** WORK TO BE COMPLETED **
Collect each line of the records containing the string "image".

** SUPPLIED ENTRIES **
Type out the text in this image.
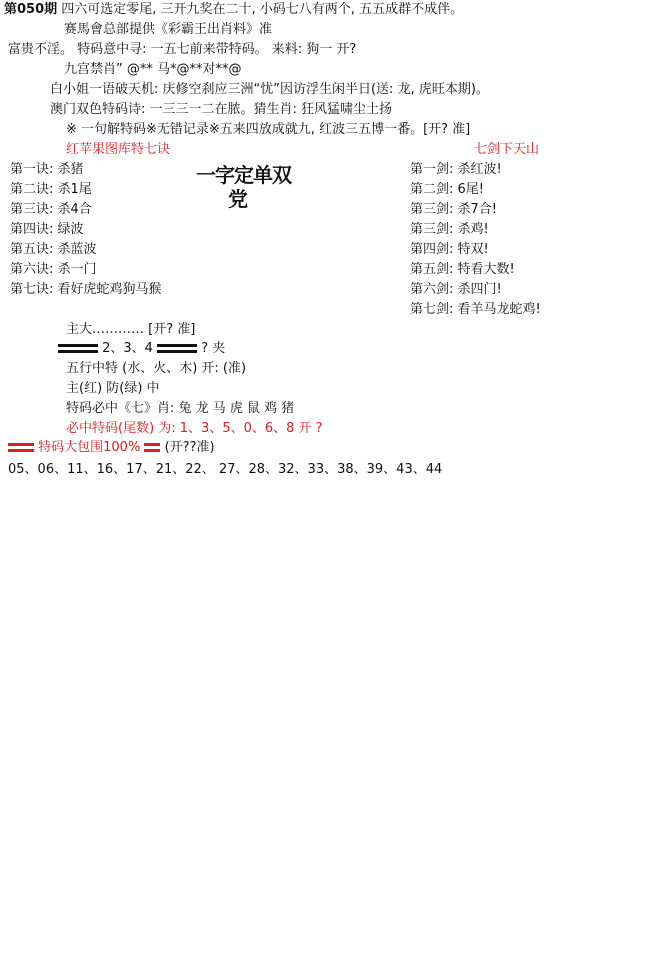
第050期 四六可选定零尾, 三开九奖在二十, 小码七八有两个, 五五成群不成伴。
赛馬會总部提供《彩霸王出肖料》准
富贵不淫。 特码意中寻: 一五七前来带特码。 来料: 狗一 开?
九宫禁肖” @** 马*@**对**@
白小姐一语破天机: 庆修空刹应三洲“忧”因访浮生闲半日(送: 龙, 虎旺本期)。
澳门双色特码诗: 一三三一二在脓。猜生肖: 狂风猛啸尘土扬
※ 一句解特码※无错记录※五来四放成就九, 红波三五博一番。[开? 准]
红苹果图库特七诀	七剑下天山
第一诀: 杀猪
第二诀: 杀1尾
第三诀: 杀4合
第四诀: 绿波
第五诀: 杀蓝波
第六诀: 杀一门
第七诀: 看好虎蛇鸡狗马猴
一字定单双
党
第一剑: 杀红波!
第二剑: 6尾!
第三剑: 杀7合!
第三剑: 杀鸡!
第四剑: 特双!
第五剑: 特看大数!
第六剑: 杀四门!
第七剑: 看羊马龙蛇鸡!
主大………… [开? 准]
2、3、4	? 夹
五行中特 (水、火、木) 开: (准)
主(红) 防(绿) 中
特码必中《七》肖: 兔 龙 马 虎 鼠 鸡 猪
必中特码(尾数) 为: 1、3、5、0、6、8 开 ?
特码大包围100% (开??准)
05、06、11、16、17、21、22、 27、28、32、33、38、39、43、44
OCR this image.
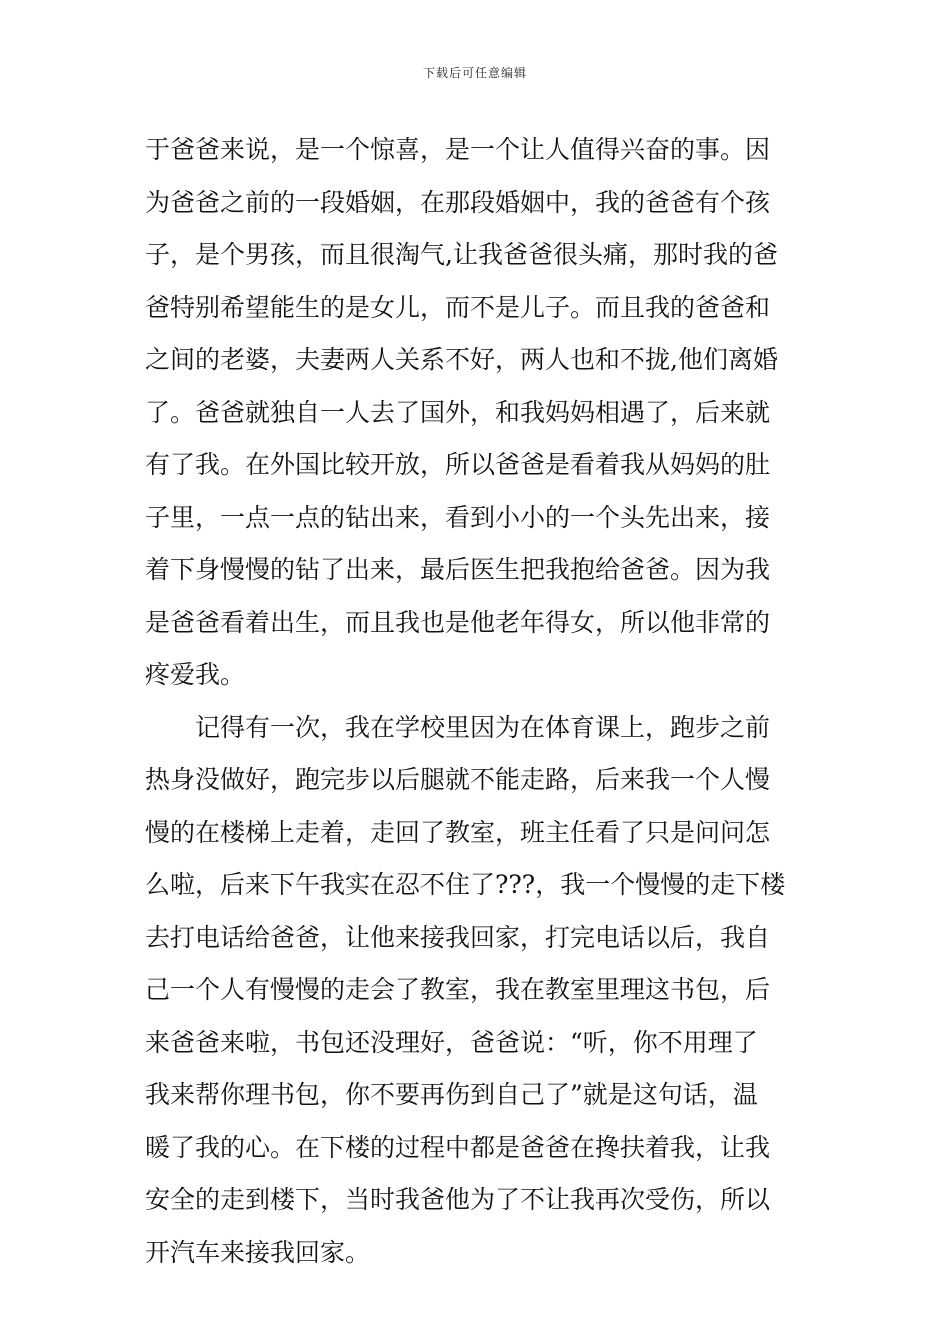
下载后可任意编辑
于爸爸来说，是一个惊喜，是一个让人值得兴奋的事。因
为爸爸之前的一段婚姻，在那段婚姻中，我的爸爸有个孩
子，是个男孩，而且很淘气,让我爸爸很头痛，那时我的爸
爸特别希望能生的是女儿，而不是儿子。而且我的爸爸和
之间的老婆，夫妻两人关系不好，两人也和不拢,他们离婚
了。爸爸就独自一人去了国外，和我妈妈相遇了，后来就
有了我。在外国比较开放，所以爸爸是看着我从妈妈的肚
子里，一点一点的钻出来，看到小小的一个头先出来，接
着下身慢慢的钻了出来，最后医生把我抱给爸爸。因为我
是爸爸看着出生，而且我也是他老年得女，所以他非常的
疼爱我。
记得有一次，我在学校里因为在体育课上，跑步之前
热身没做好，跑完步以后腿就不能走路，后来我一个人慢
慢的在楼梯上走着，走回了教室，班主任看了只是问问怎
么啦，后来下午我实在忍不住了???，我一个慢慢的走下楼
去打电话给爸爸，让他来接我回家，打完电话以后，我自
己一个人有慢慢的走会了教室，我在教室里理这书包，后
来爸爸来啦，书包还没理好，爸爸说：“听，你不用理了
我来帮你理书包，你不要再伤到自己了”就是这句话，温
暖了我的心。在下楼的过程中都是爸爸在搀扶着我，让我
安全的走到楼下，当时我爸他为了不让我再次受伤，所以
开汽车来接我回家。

** FULL RESPONSE **
Type out the text in this image.
OCR this image.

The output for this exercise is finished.